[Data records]
::::::
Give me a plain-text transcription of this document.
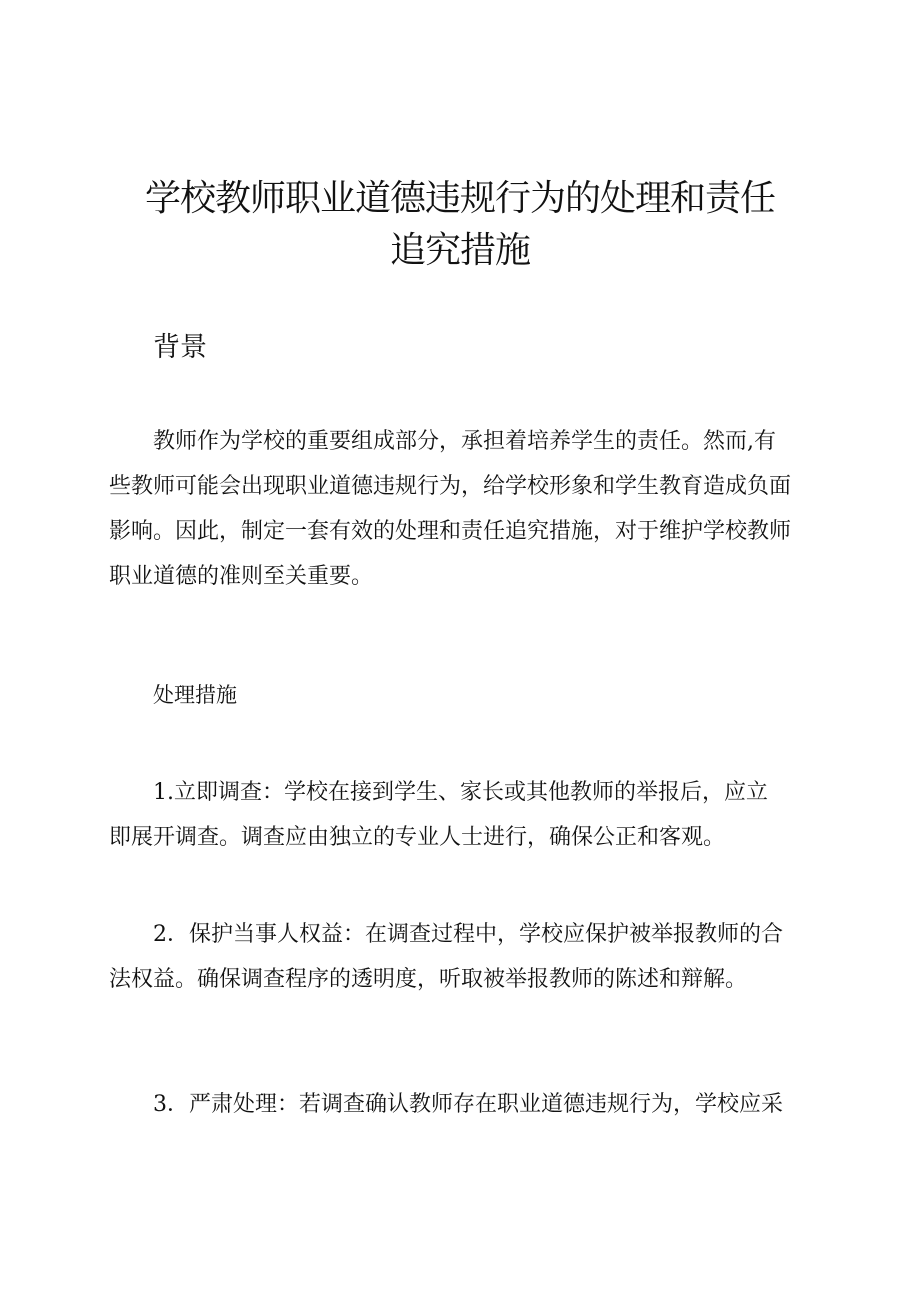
学校教师职业道德违规行为的处理和责任
追究措施
背景

教师作为学校的重要组成部分，承担着培养学生的责任。然而,有
些教师可能会出现职业道德违规行为，给学校形象和学生教育造成负面
影响。因此，制定一套有效的处理和责任追究措施，对于维护学校教师
职业道德的准则至关重要。

处理措施

1.立即调查：学校在接到学生、家长或其他教师的举报后，应立
即展开调查。调查应由独立的专业人士进行，确保公正和客观。

2．保护当事人权益：在调查过程中，学校应保护被举报教师的合
法权益。确保调查程序的透明度，听取被举报教师的陈述和辩解。

3．严肃处理：若调查确认教师存在职业道德违规行为，学校应采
::::::
Requirement:
Set down the material above as is, without any pictures.

Written response:
Give me a plain-text transcription of this document.
学校教师职业道德违规行为的处理和责任
追究措施
背景

教师作为学校的重要组成部分，承担着培养学生的责任。然而,有
些教师可能会出现职业道德违规行为，给学校形象和学生教育造成负面
影响。因此，制定一套有效的处理和责任追究措施，对于维护学校教师
职业道德的准则至关重要。

处理措施

1.立即调查：学校在接到学生、家长或其他教师的举报后，应立
即展开调查。调查应由独立的专业人士进行，确保公正和客观。

2．保护当事人权益：在调查过程中，学校应保护被举报教师的合
法权益。确保调查程序的透明度，听取被举报教师的陈述和辩解。

3．严肃处理：若调查确认教师存在职业道德违规行为，学校应采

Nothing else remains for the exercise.